### [Short task]
In the listing, rename "texture-label" to "texture-status" from the line with "texture-label: No [199, 332, 234, 358]" to the line with "right-panel: Meshes Bones", and write out only those lines with nothing else altered.

### [Element box listing]
....
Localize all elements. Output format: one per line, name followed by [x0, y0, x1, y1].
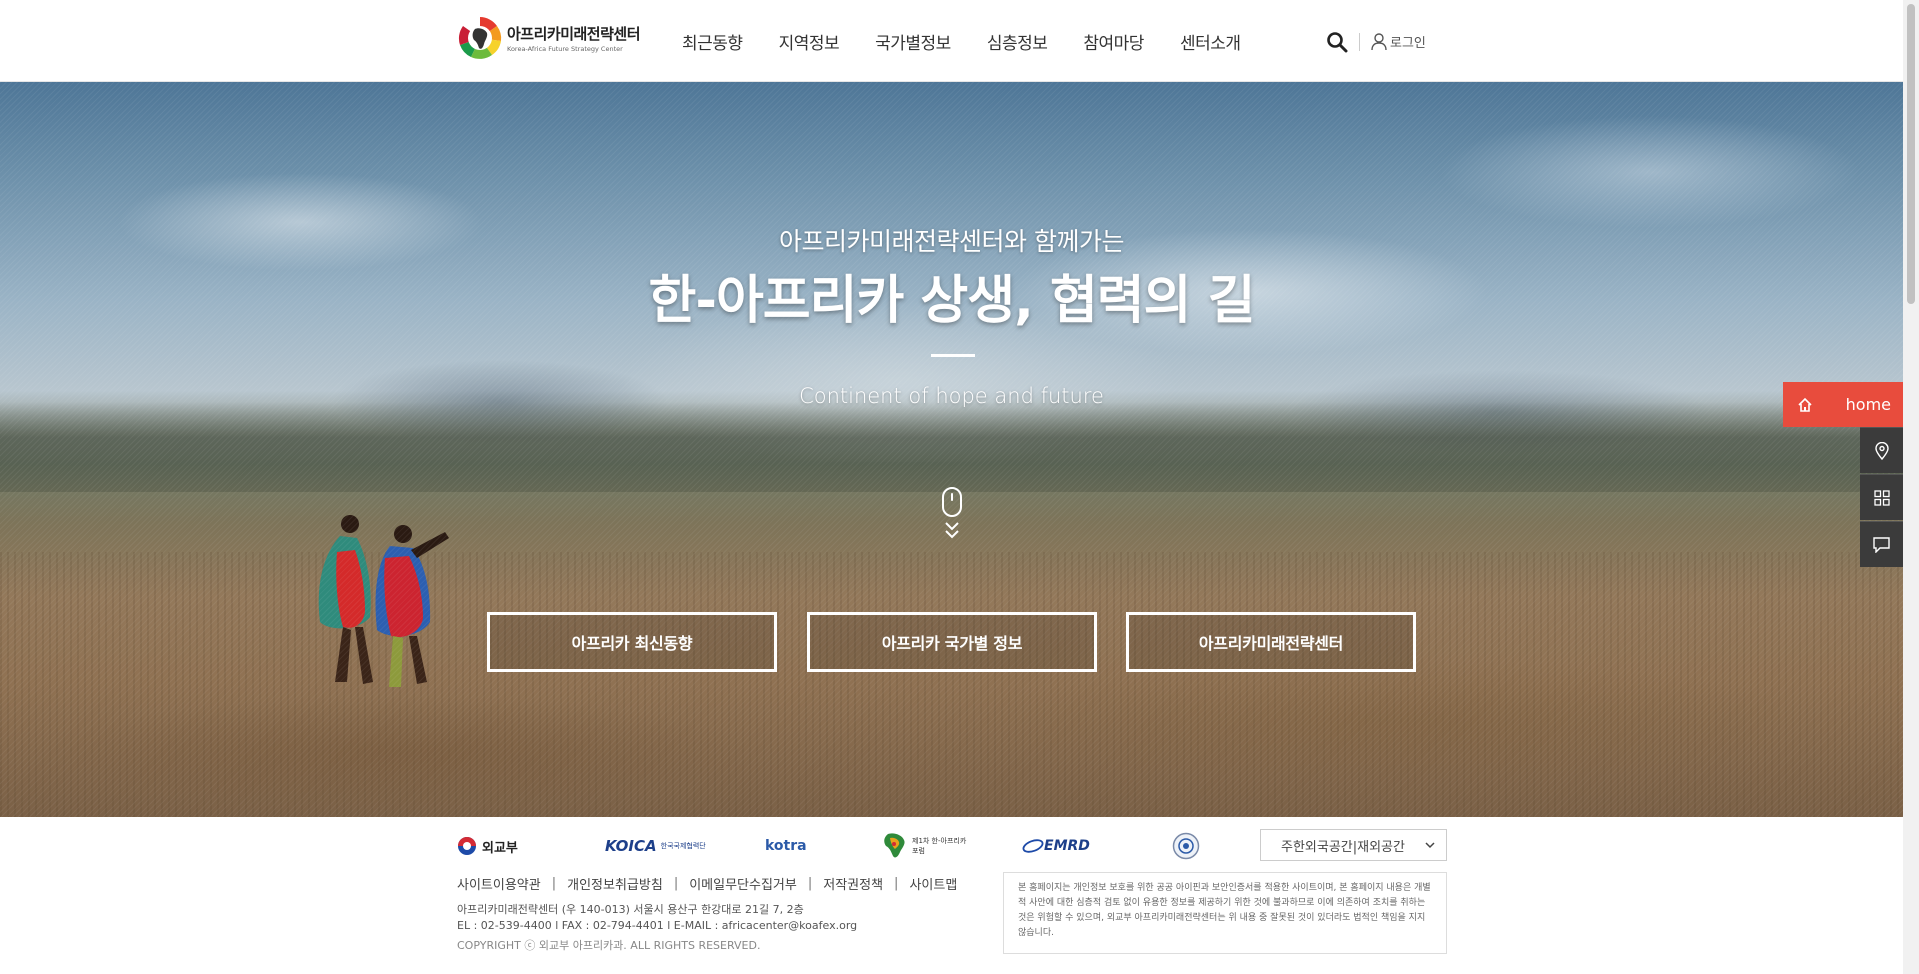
embassy-select[interactable]: 주한외국공간|재외공간 [1260, 829, 1447, 861]
footer-copyright: COPYRIGHT ⓒ 외교부 아프리카과. ALL RIGHTS RESERV… [457, 939, 761, 952]
footer-link-terms[interactable]: 사이트이용약관 [457, 874, 541, 893]
login-label: 로그인 [1390, 36, 1426, 51]
africa-center-button[interactable]: 아프리카미래전략센터 [1126, 612, 1416, 672]
footer-link-privacy[interactable]: 개인정보취급방침 [567, 874, 663, 893]
hero-english-tagline: Continent of hope and future [799, 384, 1104, 408]
grid-icon[interactable] [1860, 474, 1903, 520]
mofa-emblem-icon [458, 837, 476, 855]
africa-country-info-button[interactable]: 아프리카 국가별 정보 [807, 612, 1097, 672]
footer-contact: EL : 02-539-4400 l FAX : 02-794-4401 l E… [457, 919, 858, 932]
partner-emrd-logo[interactable]: EMRD [1022, 838, 1172, 854]
logo-title: 아프리카미래전략센터 [507, 25, 641, 43]
hero-banner: 아프리카미래전략센터와 함께가는 한-아프리카 상생, 협력의 길 Contin… [0, 82, 1903, 817]
hero-subtitle: 아프리카미래전략센터와 함께가는 [779, 227, 1124, 256]
hero-divider [931, 354, 975, 357]
footer-links: 사이트이용약관 | 개인정보취급방침 | 이메일무단수집거부 | 저작권정책 |… [457, 874, 958, 893]
search-icon[interactable] [1326, 31, 1348, 53]
nav-item-recent[interactable]: 최근동향 [682, 29, 743, 54]
africa-latest-trends-button[interactable]: 아프리카 최신동향 [487, 612, 777, 672]
quick-home-label: home [1845, 395, 1891, 414]
scrollbar-thumb[interactable] [1907, 4, 1915, 304]
quick-home-button[interactable]: home [1783, 382, 1903, 427]
partner-kotra-logo[interactable]: kotra [765, 838, 882, 854]
partner-mofa-logo[interactable]: 외교부 [457, 836, 605, 856]
page-scrollbar[interactable] [1903, 0, 1919, 974]
login-button[interactable]: 로그인 [1371, 32, 1426, 51]
nav-item-about[interactable]: 센터소개 [1180, 29, 1241, 54]
partner-koica-logo[interactable]: KOICA 한국국제협력단 [605, 837, 765, 855]
hero-title: 한-아프리카 상생, 협력의 길 [648, 271, 1256, 331]
scroll-down-icon[interactable] [941, 487, 963, 547]
emrd-swoosh-icon [1022, 839, 1044, 853]
partner-koica-label: KOICA [605, 837, 657, 855]
nav-item-country[interactable]: 국가별정보 [875, 29, 951, 54]
footer-disclaimer: 본 홈페이지는 개인정보 보호를 위한 공공 아이핀과 보안인증서를 적용한 사… [1003, 872, 1447, 954]
map-pin-icon[interactable] [1860, 427, 1903, 473]
partner-forum-logo[interactable]: 제1차 한-아프리카 포럼 [882, 832, 1022, 860]
chat-icon[interactable] [1860, 521, 1903, 567]
partner-mofa-label: 외교부 [482, 840, 518, 856]
footer-address: 아프리카미래전략센터 (우 140-013) 서울시 용산구 한강대로 21길 … [457, 903, 804, 916]
site-logo[interactable]: 아프리카미래전략센터 Korea-Africa Future Strategy … [457, 10, 657, 66]
partner-emblem-icon [1172, 832, 1200, 860]
africa-map-icon [884, 833, 905, 858]
partner-forum-label: 제1차 한-아프리카 포럼 [912, 837, 967, 855]
footer-link-sitemap[interactable]: 사이트맵 [909, 874, 957, 893]
partner-kotra-label: kotra [765, 838, 807, 854]
footer-link-email-policy[interactable]: 이메일무단수집거부 [689, 874, 797, 893]
partner-emrd-label: EMRD [1044, 838, 1090, 854]
africa-logo-icon [457, 15, 503, 61]
user-icon [1371, 32, 1387, 50]
partner-emblem-logo[interactable] [1172, 832, 1212, 860]
embassy-select-label: 주한외국공간|재외공간 [1281, 839, 1405, 855]
nav-item-indepth[interactable]: 심층정보 [987, 29, 1048, 54]
header-divider [1359, 33, 1360, 51]
partner-logos: 외교부 KOICA 한국국제협력단 kotra 제1차 한-아프리카 포럼 EM… [457, 829, 1257, 863]
nav-item-participation[interactable]: 참여마당 [1083, 29, 1144, 54]
nav-item-region[interactable]: 지역정보 [779, 29, 840, 54]
quick-menu: home [1783, 382, 1903, 567]
logo-subtitle: Korea-Africa Future Strategy Center [507, 45, 623, 53]
site-footer: 외교부 KOICA 한국국제협력단 kotra 제1차 한-아프리카 포럼 EM… [0, 817, 1903, 974]
hero-pattern-overlay [0, 82, 1903, 817]
chevron-down-icon [1425, 842, 1435, 849]
site-header: 아프리카미래전략센터 Korea-Africa Future Strategy … [0, 0, 1903, 82]
footer-link-copyright[interactable]: 저작권정책 [823, 874, 883, 893]
home-icon [1798, 397, 1812, 412]
main-nav: 최근동향 지역정보 국가별정보 심층정보 참여마당 센터소개 [682, 0, 1277, 82]
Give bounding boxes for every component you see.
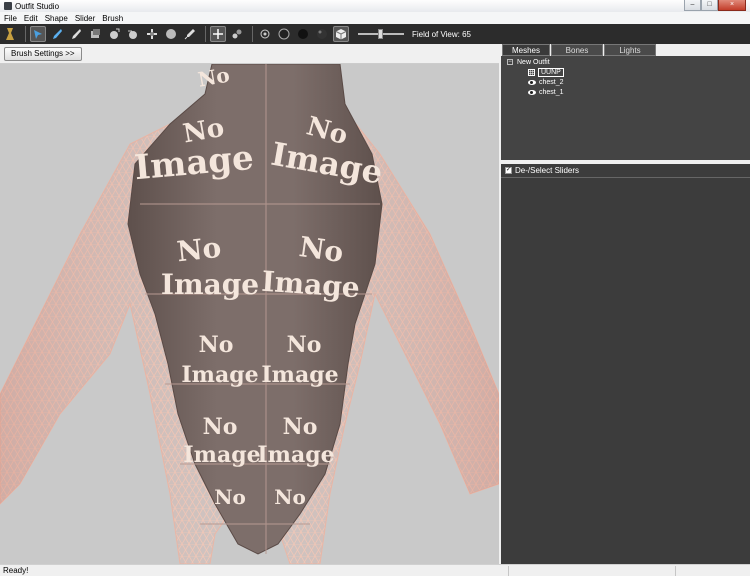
texture-label: No [199, 332, 234, 358]
sphere-shaded-icon[interactable] [295, 26, 311, 42]
texture-label: No [214, 485, 246, 509]
select-all-sliders-checkbox[interactable]: ✓ [505, 167, 512, 174]
texture-label: No [203, 414, 238, 440]
texture-label: No [175, 231, 222, 268]
tree-item-mesh[interactable]: chest_1 [528, 87, 564, 97]
move-brush-icon[interactable] [106, 26, 122, 42]
toolbar-separator [25, 26, 26, 42]
outfit-studio-icon[interactable] [2, 26, 18, 42]
menu-brush[interactable]: Brush [102, 14, 123, 23]
panel-tabs: Meshes Bones Lights [502, 44, 657, 56]
tree-item-label: chest_2 [539, 78, 564, 86]
right-panel: Meshes Bones Lights − New Outfit UUNP ch… [501, 44, 750, 564]
cube-icon[interactable] [333, 26, 349, 42]
slider-header-label: De-/Select Sliders [515, 166, 580, 175]
status-bar: Ready! [0, 564, 750, 576]
texture-label: Image [260, 265, 360, 305]
tab-meshes[interactable]: Meshes [502, 44, 550, 56]
deflate-brush-icon[interactable] [87, 26, 103, 42]
status-text: Ready! [3, 566, 29, 575]
tree-item-mesh[interactable]: chest_2 [528, 77, 564, 87]
grid-icon [528, 68, 535, 76]
maximize-button[interactable]: □ [701, 0, 718, 11]
app-icon [4, 2, 12, 10]
slider-header: ✓ De-/Select Sliders [501, 164, 750, 178]
tree-root-label: New Outfit [517, 58, 550, 66]
tree-item-reference[interactable]: UUNP [528, 67, 564, 77]
collapse-icon[interactable]: − [507, 59, 513, 65]
menu-file[interactable]: File [4, 14, 17, 23]
toolbar-separator [205, 26, 206, 42]
close-button[interactable]: × [718, 0, 746, 11]
eye-icon[interactable] [528, 89, 536, 95]
fov-slider[interactable] [358, 29, 404, 39]
status-separator [508, 566, 509, 576]
color-brush-icon[interactable] [182, 26, 198, 42]
eye-icon[interactable] [528, 79, 536, 85]
texture-label: No [274, 485, 306, 509]
fov-slider-thumb[interactable] [378, 29, 383, 39]
menu-shape[interactable]: Shape [45, 14, 68, 23]
tab-lights[interactable]: Lights [604, 44, 656, 56]
sphere-icon[interactable] [276, 26, 292, 42]
menu-bar: File Edit Shape Slider Brush [0, 12, 750, 24]
brush-settings-button[interactable]: Brush Settings >> [4, 47, 82, 61]
texture-label: Image [181, 362, 258, 388]
window-title: Outfit Studio [15, 1, 60, 11]
menu-slider[interactable]: Slider [75, 14, 95, 23]
title-bar: Outfit Studio – □ × [0, 0, 750, 12]
texture-label: Image [261, 362, 338, 388]
fov-label: Field of View: 65 [412, 29, 471, 39]
weight-brush-icon[interactable] [163, 26, 179, 42]
minimize-button[interactable]: – [684, 0, 701, 11]
mask-brush-icon[interactable] [49, 26, 65, 42]
vertex-dot-icon[interactable] [257, 26, 273, 42]
texture-label: No [287, 332, 322, 358]
sphere-textured-icon[interactable] [314, 26, 330, 42]
texture-label: Image [183, 442, 260, 468]
mesh-render: No No Image No Image No Image No Image N… [0, 64, 499, 564]
toolbar: Field of View: 65 [0, 24, 750, 44]
select-brush-icon[interactable] [30, 26, 46, 42]
brush-settings-bar: Brush Settings >> [0, 44, 499, 64]
3d-viewport[interactable]: No No Image No Image No Image No Image N… [0, 64, 499, 564]
undiff-brush-icon[interactable] [144, 26, 160, 42]
tree-root-row[interactable]: − New Outfit [507, 57, 550, 67]
window-controls: – □ × [684, 0, 746, 11]
pivot-icon[interactable] [229, 26, 245, 42]
tree-item-label: UUNP [538, 67, 564, 77]
texture-label: Image [161, 268, 259, 301]
texture-label: No [297, 230, 345, 269]
toolbar-separator [252, 26, 253, 42]
mesh-tree: − New Outfit UUNP chest_2 chest_1 [501, 56, 750, 160]
texture-label: Image [257, 442, 334, 468]
menu-edit[interactable]: Edit [24, 14, 38, 23]
tab-bones[interactable]: Bones [551, 44, 603, 56]
smooth-brush-icon[interactable] [125, 26, 141, 42]
slider-list[interactable] [501, 178, 750, 564]
transform-icon[interactable] [210, 26, 226, 42]
texture-label: No [283, 414, 318, 440]
inflate-brush-icon[interactable] [68, 26, 84, 42]
status-separator [675, 566, 676, 576]
tree-item-label: chest_1 [539, 88, 564, 96]
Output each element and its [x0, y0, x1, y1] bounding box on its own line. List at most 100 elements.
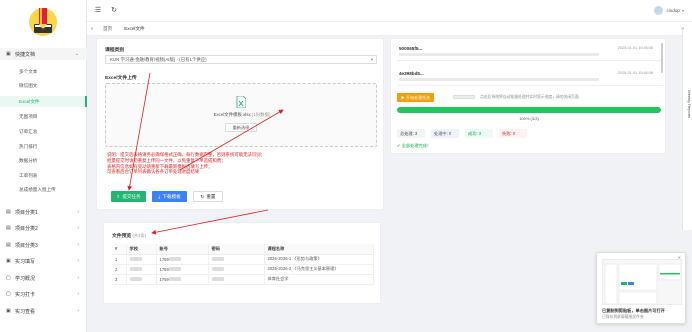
thumbnail-preview-icon [604, 263, 682, 305]
cell-index: 3 [112, 274, 127, 285]
sidebar-item[interactable]: 总成绩量入批上传 [0, 184, 87, 195]
cell-account: 1759 [156, 254, 209, 265]
reset-button[interactable]: ↻ 重置 [193, 191, 223, 202]
chevron-right-icon: › [77, 275, 79, 281]
col-password: 密码 [208, 244, 265, 255]
sidebar-group[interactable]: ▤ 项目分类1 › [0, 206, 87, 218]
sidebar-item[interactable]: 工单列表 [0, 170, 87, 181]
pencil-book-logo-icon [29, 8, 57, 36]
stat-failed: 失败: 0 [499, 129, 527, 138]
task-log-placeholder [399, 78, 599, 81]
cell-account: 1759 [156, 274, 209, 285]
stat-total: 总处理: 3 [397, 129, 425, 138]
task-log-scrollbar[interactable] [661, 43, 663, 73]
side-panel[interactable]: Weekly Reports [682, 30, 692, 230]
username: cindop [666, 8, 680, 13]
tab-excel[interactable]: Excel文件 [118, 26, 150, 32]
reselect-button[interactable]: 重新选择 [225, 123, 257, 132]
menu-group-icon: ▢ [6, 290, 11, 297]
preview-table: # 学校 账号 密码 课程名称 1 1759 2025-2026-1 《形势与政… [112, 244, 374, 285]
file-dropzone[interactable]: Excel文件模板.xlsx (1份数据) 重新选择 [105, 83, 377, 147]
task-id: 4e398bd5... [399, 71, 424, 76]
screenshot-thumbnail[interactable] [602, 259, 682, 305]
cell-password [208, 254, 265, 265]
submit-task-button[interactable]: ⇪ 提交任务 [111, 191, 146, 202]
course-select-value: KUN 学习通-金融/教育/视频(AI版) · (已有1个供应) [110, 57, 207, 62]
avatar [654, 6, 664, 15]
sidebar-group[interactable]: ▢ 学习概况 › [0, 272, 87, 284]
redacted-block [168, 277, 181, 282]
preview-count: (共3条) [132, 233, 147, 238]
sidebar-group-label: 实习查看 [15, 308, 36, 315]
cell-course: 2025-2026-1 《形势与政策》 [264, 254, 374, 265]
start-task-chip[interactable]: ▶ 开始处理任务 [397, 93, 435, 102]
screenshot-notification[interactable]: ✕ 已复制到剪贴板，单击图片可打开 已保存到屏幕截图文件夹 [596, 252, 686, 324]
sidebar-group[interactable]: ▢ 实习打卡 › [0, 288, 87, 300]
menu-group-icon: ▤ [6, 241, 11, 248]
selected-file-text: Excel文件模板.xlsx (1份数据) [106, 112, 378, 118]
sidebar-item[interactable]: 无图项目 [0, 111, 87, 122]
menu-group-icon: ▤ [6, 208, 11, 215]
sidebar-item[interactable]: Excel文件 [0, 96, 87, 107]
cell-school [126, 264, 157, 275]
download-template-label: 下载模板 [162, 193, 181, 199]
sidebar-group[interactable]: ▤ 项目分类3 › [0, 239, 87, 251]
chevron-right-icon: › [77, 225, 79, 231]
col-index: # [112, 244, 127, 255]
refresh-icon[interactable]: ↻ [109, 6, 119, 16]
table-header-row: # 学校 账号 密码 课程名称 [112, 244, 374, 255]
upload-icon: ⇪ [116, 193, 121, 199]
chevron-down-icon: ▾ [681, 8, 684, 13]
upload-notes: 说明：提交后表格请务必确保格式正确、每行数据完整，否则系统可能无法识别； 批量提… [107, 152, 282, 175]
logo [0, 0, 86, 42]
tabs-prev-icon[interactable]: « [87, 26, 97, 32]
menu-group-icon: ▢ [6, 274, 11, 281]
reset-label: 重置 [206, 193, 216, 199]
task-timestamp: 2025-01-01 15:46:08 [617, 46, 653, 50]
submit-task-label: 提交任务 [122, 193, 141, 199]
menu-group-icon: ▣ [6, 50, 11, 57]
preview-title-text: 文件预览 [112, 234, 132, 239]
menu-group-icon: ▣ [6, 307, 11, 314]
selected-file-name: Excel文件模板.xlsx [213, 112, 251, 117]
cell-account-text: 1759 [159, 256, 169, 262]
stat-success: 成功: 3 [465, 129, 493, 138]
check-circle-icon: ✔ [397, 143, 401, 148]
redacted-block [211, 277, 224, 282]
sidebar-group[interactable]: ▣ 快捷文档 ⌄ [0, 48, 87, 60]
excel-upload-label: Excel文件上传 [105, 76, 137, 81]
sidebar-group[interactable]: ▣ 实习填写 › [0, 255, 87, 267]
user-menu[interactable]: cindop ▾ [654, 6, 684, 15]
table-row: 2 1759 2025-2026-2 《马克思主义基本原理》 [112, 264, 374, 275]
cell-school [126, 254, 157, 265]
task-description-text: 点击后系统将自动批量处理并实时显示进度，请勿关闭页面 [480, 95, 579, 99]
menu-toggle-icon[interactable]: ☰ [93, 6, 103, 16]
sidebar-group[interactable]: ▣ 实习查看 › [0, 305, 87, 317]
task-panel: 500065f5... 2025-01-01 15:46:08 4e398bd5… [390, 38, 666, 154]
sidebar-group-label: 实习打卡 [15, 291, 36, 298]
tab-home[interactable]: 首页 [97, 26, 118, 32]
sidebar-item[interactable]: 热门排行 [0, 141, 87, 152]
completion-message: ✔ 全部处理完成！ [397, 143, 431, 149]
notification-title: 已复制到剪贴板，单击图片可打开 [602, 308, 665, 313]
table-row: 1 1759 2025-2026-1 《形势与政策》 [112, 254, 374, 265]
cell-index: 2 [112, 264, 127, 275]
notification-subtitle: 已保存到屏幕截图文件夹 [602, 315, 644, 319]
redacted-block [211, 257, 224, 262]
course-label: 课程类别 [105, 48, 125, 53]
sidebar-group[interactable]: ▤ 项目分类2 › [0, 222, 87, 234]
top-bar: ☰ ↻ cindop ▾ [87, 0, 692, 22]
sidebar-item[interactable]: 微信图文 [0, 80, 87, 91]
sidebar-item[interactable]: 订单汇总 [0, 126, 87, 137]
sidebar-item[interactable]: 多个文本 [0, 66, 87, 77]
chevron-right-icon: › [77, 242, 79, 248]
sidebar-group-label: 快捷文档 [15, 51, 36, 58]
download-template-button[interactable]: ⤓ 下载模板 [152, 191, 187, 202]
sidebar-item[interactable]: 数据分析 [0, 155, 87, 166]
file-preview-card: 文件预览 (共3条) # 学校 账号 密码 课程名称 1 1759 2025-2… [103, 222, 381, 304]
close-icon[interactable]: ✕ [678, 255, 681, 260]
cell-account-text: 1759 [159, 266, 169, 272]
side-panel-label: Weekly Reports [687, 90, 692, 119]
course-select[interactable]: KUN 学习通-金融/教育/视频(AI版) · (已有1个供应) ▾ [105, 55, 377, 64]
task-log-item: 4e398bd5... 2025-01-01 15:46:08 [397, 68, 663, 86]
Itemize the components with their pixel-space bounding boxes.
....
### [Solution]
texture-status: No [199, 332, 234, 358]
sphere-shaded-icon[interactable] [295, 26, 311, 42]
texture-status: No [214, 485, 246, 509]
select-all-sliders-checkbox[interactable]: ✓ [505, 167, 512, 174]
texture-status: No [203, 414, 238, 440]
texture-status: No [175, 231, 222, 268]
tree-item-mesh[interactable]: chest_1 [528, 87, 564, 97]
move-brush-icon[interactable] [106, 26, 122, 42]
toolbar-separator [25, 26, 26, 42]
outfit-studio-icon[interactable] [2, 26, 18, 42]
menu-brush[interactable]: Brush [102, 14, 123, 23]
panel-tabs: Meshes Bones Lights [502, 44, 657, 56]
tree-item-label: chest_2 [539, 78, 564, 86]
right-panel: Meshes Bones Lights − New Outfit UUNP ch… [501, 44, 750, 564]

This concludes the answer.